## Direction
Nothing may be dropped or altered: reproduce all the data.

## Entries supplied
+===+
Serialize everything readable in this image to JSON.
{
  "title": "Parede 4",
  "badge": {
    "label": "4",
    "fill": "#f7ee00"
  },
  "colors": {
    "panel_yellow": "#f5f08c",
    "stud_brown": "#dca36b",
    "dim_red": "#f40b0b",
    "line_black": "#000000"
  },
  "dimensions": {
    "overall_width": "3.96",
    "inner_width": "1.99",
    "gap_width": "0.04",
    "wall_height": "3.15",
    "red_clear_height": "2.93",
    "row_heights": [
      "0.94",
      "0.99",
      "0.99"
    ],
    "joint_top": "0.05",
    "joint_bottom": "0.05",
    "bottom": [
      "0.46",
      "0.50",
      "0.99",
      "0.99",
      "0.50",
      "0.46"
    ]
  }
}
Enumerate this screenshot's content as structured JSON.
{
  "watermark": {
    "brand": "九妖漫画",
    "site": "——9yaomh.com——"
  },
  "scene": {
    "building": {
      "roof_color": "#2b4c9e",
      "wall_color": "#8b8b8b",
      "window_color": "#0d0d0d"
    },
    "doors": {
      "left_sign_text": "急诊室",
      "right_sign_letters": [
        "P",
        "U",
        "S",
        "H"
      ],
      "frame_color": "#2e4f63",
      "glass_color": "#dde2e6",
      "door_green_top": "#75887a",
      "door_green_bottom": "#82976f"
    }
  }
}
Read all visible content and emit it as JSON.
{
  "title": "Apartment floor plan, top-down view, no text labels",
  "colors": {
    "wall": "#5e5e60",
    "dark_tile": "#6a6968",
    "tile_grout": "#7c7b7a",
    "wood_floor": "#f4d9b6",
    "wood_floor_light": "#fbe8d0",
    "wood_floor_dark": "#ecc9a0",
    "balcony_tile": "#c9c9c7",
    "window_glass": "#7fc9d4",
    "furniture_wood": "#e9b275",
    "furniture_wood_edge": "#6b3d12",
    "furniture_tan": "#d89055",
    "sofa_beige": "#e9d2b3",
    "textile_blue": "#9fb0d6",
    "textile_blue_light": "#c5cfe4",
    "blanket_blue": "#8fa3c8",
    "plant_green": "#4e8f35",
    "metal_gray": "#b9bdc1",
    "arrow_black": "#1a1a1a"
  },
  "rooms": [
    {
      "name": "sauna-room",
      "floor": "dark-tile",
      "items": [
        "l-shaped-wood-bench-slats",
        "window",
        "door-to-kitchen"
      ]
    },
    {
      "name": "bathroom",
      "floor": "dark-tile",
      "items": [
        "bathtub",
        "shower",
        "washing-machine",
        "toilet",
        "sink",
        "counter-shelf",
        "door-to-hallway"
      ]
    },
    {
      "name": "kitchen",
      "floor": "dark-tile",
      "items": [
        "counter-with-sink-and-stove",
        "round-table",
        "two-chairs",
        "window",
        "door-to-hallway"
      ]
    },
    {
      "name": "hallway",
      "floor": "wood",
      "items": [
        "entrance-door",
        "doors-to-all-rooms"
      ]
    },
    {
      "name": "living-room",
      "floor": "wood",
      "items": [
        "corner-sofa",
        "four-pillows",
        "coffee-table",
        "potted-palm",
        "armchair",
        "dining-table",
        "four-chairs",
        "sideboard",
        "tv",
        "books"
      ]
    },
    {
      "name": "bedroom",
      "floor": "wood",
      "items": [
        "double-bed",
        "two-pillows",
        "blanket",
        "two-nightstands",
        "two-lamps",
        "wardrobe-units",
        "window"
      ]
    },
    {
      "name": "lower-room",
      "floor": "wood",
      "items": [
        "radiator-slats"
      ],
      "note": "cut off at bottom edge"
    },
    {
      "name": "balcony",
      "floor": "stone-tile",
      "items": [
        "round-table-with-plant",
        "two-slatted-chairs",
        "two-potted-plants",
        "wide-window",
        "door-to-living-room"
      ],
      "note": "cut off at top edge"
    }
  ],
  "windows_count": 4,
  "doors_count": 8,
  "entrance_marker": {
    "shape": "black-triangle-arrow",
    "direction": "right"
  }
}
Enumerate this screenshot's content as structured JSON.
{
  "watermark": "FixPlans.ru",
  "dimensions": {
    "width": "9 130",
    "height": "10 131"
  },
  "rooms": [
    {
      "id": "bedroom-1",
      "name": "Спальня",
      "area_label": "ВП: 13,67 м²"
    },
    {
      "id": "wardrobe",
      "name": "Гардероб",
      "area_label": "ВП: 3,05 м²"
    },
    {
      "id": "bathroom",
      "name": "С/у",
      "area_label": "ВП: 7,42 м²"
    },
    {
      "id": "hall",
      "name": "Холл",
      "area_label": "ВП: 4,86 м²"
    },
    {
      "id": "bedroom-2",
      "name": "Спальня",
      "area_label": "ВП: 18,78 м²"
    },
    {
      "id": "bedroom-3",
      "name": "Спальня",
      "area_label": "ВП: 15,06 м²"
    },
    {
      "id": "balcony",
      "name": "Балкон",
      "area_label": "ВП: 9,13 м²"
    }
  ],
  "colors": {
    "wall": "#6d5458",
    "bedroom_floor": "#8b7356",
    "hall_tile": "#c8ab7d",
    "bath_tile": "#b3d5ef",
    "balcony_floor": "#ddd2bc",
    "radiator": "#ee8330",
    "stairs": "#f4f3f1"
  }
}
+===+
## Written answer
Serialize everything readable in this image to JSON.
{
  "title": "Parede 4",
  "badge": {
    "label": "4",
    "fill": "#f7ee00"
  },
  "colors": {
    "panel_yellow": "#f5f08c",
    "stud_brown": "#dca36b",
    "dim_red": "#f40b0b",
    "line_black": "#000000"
  },
  "dimensions": {
    "overall_width": "3.96",
    "inner_width": "1.99",
    "gap_width": "0.04",
    "wall_height": "3.15",
    "red_clear_height": "2.93",
    "row_heights": [
      "0.94",
      "0.99",
      "0.99"
    ],
    "joint_top": "0.05",
    "joint_bottom": "0.05",
    "bottom": [
      "0.46",
      "0.50",
      "0.99",
      "0.99",
      "0.50",
      "0.46"
    ]
  }
}
Enumerate this screenshot's content as structured JSON.
{
  "watermark": {
    "brand": "九妖漫画",
    "site": "——9yaomh.com——"
  },
  "scene": {
    "building": {
      "roof_color": "#2b4c9e",
      "wall_color": "#8b8b8b",
      "window_color": "#0d0d0d"
    },
    "doors": {
      "left_sign_text": "急诊室",
      "right_sign_letters": [
        "P",
        "U",
        "S",
        "H"
      ],
      "frame_color": "#2e4f63",
      "glass_color": "#dde2e6",
      "door_green_top": "#75887a",
      "door_green_bottom": "#82976f"
    }
  }
}
Read all visible content and emit it as JSON.
{
  "title": "Apartment floor plan, top-down view, no text labels",
  "colors": {
    "wall": "#5e5e60",
    "dark_tile": "#6a6968",
    "tile_grout": "#7c7b7a",
    "wood_floor": "#f4d9b6",
    "wood_floor_light": "#fbe8d0",
    "wood_floor_dark": "#ecc9a0",
    "balcony_tile": "#c9c9c7",
    "window_glass": "#7fc9d4",
    "furniture_wood": "#e9b275",
    "furniture_wood_edge": "#6b3d12",
    "furniture_tan": "#d89055",
    "sofa_beige": "#e9d2b3",
    "textile_blue": "#9fb0d6",
    "textile_blue_light": "#c5cfe4",
    "blanket_blue": "#8fa3c8",
    "plant_green": "#4e8f35",
    "metal_gray": "#b9bdc1",
    "arrow_black": "#1a1a1a"
  },
  "rooms": [
    {
      "name": "sauna-room",
      "floor": "dark-tile",
      "items": [
        "l-shaped-wood-bench-slats",
        "window",
        "door-to-kitchen"
      ]
    },
    {
      "name": "bathroom",
      "floor": "dark-tile",
      "items": [
        "bathtub",
        "shower",
        "washing-machine",
        "toilet",
        "sink",
        "counter-shelf",
        "door-to-hallway"
      ]
    },
    {
      "name": "kitchen",
      "floor": "dark-tile",
      "items": [
        "counter-with-sink-and-stove",
        "round-table",
        "two-chairs",
        "window",
        "door-to-hallway"
      ]
    },
    {
      "name": "hallway",
      "floor": "wood",
      "items": [
        "entrance-door",
        "doors-to-all-rooms"
      ]
    },
    {
      "name": "living-room",
      "floor": "wood",
      "items": [
        "corner-sofa",
        "four-pillows",
        "coffee-table",
        "potted-palm",
        "armchair",
        "dining-table",
        "four-chairs",
        "sideboard",
        "tv",
        "books"
      ]
    },
    {
      "name": "bedroom",
      "floor": "wood",
      "items": [
        "double-bed",
        "two-pillows",
        "blanket",
        "two-nightstands",
        "two-lamps",
        "wardrobe-units",
        "window"
      ]
    },
    {
      "name": "lower-room",
      "floor": "wood",
      "items": [
        "radiator-slats"
      ],
      "note": "cut off at bottom edge"
    },
    {
      "name": "balcony",
      "floor": "stone-tile",
      "items": [
        "round-table-with-plant",
        "two-slatted-chairs",
        "two-potted-plants",
        "wide-window",
        "door-to-living-room"
      ],
      "note": "cut off at top edge"
    }
  ],
  "windows_count": 4,
  "doors_count": 8,
  "entrance_marker": {
    "shape": "black-triangle-arrow",
    "direction": "right"
  }
}
Enumerate this screenshot's content as structured JSON.
{
  "watermark": "FixPlans.ru",
  "dimensions": {
    "width": "9 130",
    "height": "10 131"
  },
  "rooms": [
    {
      "id": "bedroom-1",
      "name": "Спальня",
      "area_label": "ВП: 13,67 м²"
    },
    {
      "id": "wardrobe",
      "name": "Гардероб",
      "area_label": "ВП: 3,05 м²"
    },
    {
      "id": "bathroom",
      "name": "С/у",
      "area_label": "ВП: 7,42 м²"
    },
    {
      "id": "hall",
      "name": "Холл",
      "area_label": "ВП: 4,86 м²"
    },
    {
      "id": "bedroom-2",
      "name": "Спальня",
      "area_label": "ВП: 18,78 м²"
    },
    {
      "id": "bedroom-3",
      "name": "Спальня",
      "area_label": "ВП: 15,06 м²"
    },
    {
      "id": "balcony",
      "name": "Балкон",
      "area_label": "ВП: 9,13 м²"
    }
  ],
  "colors": {
    "wall": "#6d5458",
    "bedroom_floor": "#8b7356",
    "hall_tile": "#c8ab7d",
    "bath_tile": "#b3d5ef",
    "balcony_floor": "#ddd2bc",
    "radiator": "#ee8330",
    "stairs": "#f4f3f1"
  }
}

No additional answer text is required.